§ WHAT THIS TASK INVOLVES: Repeat all entries exactly.

§ SUPPLIED DATA:
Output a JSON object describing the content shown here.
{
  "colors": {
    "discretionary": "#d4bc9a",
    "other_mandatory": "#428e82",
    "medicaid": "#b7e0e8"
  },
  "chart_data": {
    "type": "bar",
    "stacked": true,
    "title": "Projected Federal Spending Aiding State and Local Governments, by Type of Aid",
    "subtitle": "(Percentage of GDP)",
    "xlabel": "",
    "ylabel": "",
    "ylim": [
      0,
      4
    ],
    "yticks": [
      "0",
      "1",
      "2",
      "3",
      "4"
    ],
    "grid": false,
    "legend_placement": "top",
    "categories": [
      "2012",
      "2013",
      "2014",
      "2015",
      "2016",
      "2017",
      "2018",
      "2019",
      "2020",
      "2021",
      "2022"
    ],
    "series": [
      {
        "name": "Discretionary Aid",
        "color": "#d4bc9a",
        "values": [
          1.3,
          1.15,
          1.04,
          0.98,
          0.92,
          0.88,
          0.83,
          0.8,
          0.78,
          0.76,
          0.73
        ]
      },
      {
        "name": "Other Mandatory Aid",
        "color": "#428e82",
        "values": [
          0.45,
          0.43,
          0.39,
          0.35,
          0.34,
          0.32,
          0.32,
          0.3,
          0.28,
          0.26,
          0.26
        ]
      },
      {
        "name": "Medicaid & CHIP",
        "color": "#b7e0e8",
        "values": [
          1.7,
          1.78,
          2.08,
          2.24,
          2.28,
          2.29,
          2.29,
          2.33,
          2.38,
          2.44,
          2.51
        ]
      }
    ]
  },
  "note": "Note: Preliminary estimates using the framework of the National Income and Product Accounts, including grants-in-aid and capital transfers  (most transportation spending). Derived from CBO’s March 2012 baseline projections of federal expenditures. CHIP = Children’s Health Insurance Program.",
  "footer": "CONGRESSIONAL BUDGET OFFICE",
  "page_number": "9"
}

§ RESULT OF THIS TASK:
Output a JSON object describing the content shown here.
{
  "colors": {
    "discretionary": "#d4bc9a",
    "other_mandatory": "#428e82",
    "medicaid": "#b7e0e8"
  },
  "chart_data": {
    "type": "bar",
    "stacked": true,
    "title": "Projected Federal Spending Aiding State and Local Governments, by Type of Aid",
    "subtitle": "(Percentage of GDP)",
    "xlabel": "",
    "ylabel": "",
    "ylim": [
      0,
      4
    ],
    "yticks": [
      "0",
      "1",
      "2",
      "3",
      "4"
    ],
    "grid": false,
    "legend_placement": "top",
    "categories": [
      "2012",
      "2013",
      "2014",
      "2015",
      "2016",
      "2017",
      "2018",
      "2019",
      "2020",
      "2021",
      "2022"
    ],
    "series": [
      {
        "name": "Discretionary Aid",
        "color": "#d4bc9a",
        "values": [
          1.3,
          1.15,
          1.04,
          0.98,
          0.92,
          0.88,
          0.83,
          0.8,
          0.78,
          0.76,
          0.73
        ]
      },
      {
        "name": "Other Mandatory Aid",
        "color": "#428e82",
        "values": [
          0.45,
          0.43,
          0.39,
          0.35,
          0.34,
          0.32,
          0.32,
          0.3,
          0.28,
          0.26,
          0.26
        ]
      },
      {
        "name": "Medicaid & CHIP",
        "color": "#b7e0e8",
        "values": [
          1.7,
          1.78,
          2.08,
          2.24,
          2.28,
          2.29,
          2.29,
          2.33,
          2.38,
          2.44,
          2.51
        ]
      }
    ]
  },
  "note": "Note: Preliminary estimates using the framework of the National Income and Product Accounts, including grants-in-aid and capital transfers  (most transportation spending). Derived from CBO’s March 2012 baseline projections of federal expenditures. CHIP = Children’s Health Insurance Program.",
  "footer": "CONGRESSIONAL BUDGET OFFICE",
  "page_number": "9"
}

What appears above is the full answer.